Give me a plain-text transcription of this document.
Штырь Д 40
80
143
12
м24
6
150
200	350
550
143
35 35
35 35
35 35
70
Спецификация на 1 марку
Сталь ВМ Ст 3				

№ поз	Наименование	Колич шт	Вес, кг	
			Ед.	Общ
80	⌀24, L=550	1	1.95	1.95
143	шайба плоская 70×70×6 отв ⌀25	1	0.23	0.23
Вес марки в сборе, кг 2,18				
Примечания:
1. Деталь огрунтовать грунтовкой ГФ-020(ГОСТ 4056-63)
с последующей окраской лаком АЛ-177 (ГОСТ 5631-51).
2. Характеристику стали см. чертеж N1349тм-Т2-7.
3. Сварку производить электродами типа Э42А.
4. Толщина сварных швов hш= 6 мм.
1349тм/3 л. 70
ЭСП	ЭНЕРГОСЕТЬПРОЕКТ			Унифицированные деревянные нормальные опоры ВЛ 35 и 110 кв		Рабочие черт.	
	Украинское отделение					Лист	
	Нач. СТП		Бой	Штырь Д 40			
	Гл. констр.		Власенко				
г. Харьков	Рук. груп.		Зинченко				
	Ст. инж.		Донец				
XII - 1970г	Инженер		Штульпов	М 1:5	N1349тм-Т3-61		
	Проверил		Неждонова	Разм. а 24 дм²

----------

** WRITTEN EXERCISE **
Transcribe every entry word for word.

** THE RESULT **
Give me a plain-text transcription of this document.
Штырь Д 40
80
143
12
м24
6
150
200	350
550
143
35 35
35 35
35 35
70
Спецификация на 1 марку
Сталь ВМ Ст 3				

№ поз	Наименование	Колич шт	Вес, кг	
			Ед.	Общ
80	⌀24, L=550	1	1.95	1.95
143	шайба плоская 70×70×6 отв ⌀25	1	0.23	0.23
Вес марки в сборе, кг 2,18				
Примечания:
1. Деталь огрунтовать грунтовкой ГФ-020(ГОСТ 4056-63)
с последующей окраской лаком АЛ-177 (ГОСТ 5631-51).
2. Характеристику стали см. чертеж N1349тм-Т2-7.
3. Сварку производить электродами типа Э42А.
4. Толщина сварных швов hш= 6 мм.
1349тм/3 л. 70
ЭСП	ЭНЕРГОСЕТЬПРОЕКТ			Унифицированные деревянные нормальные опоры ВЛ 35 и 110 кв		Рабочие черт.	
	Украинское отделение					Лист	
	Нач. СТП		Бой	Штырь Д 40			
	Гл. констр.		Власенко				
г. Харьков	Рук. груп.		Зинченко				
	Ст. инж.		Донец				
XII - 1970г	Инженер		Штульпов	М 1:5	N1349тм-Т3-61		
	Проверил		Неждонова	Разм. а 24 дм²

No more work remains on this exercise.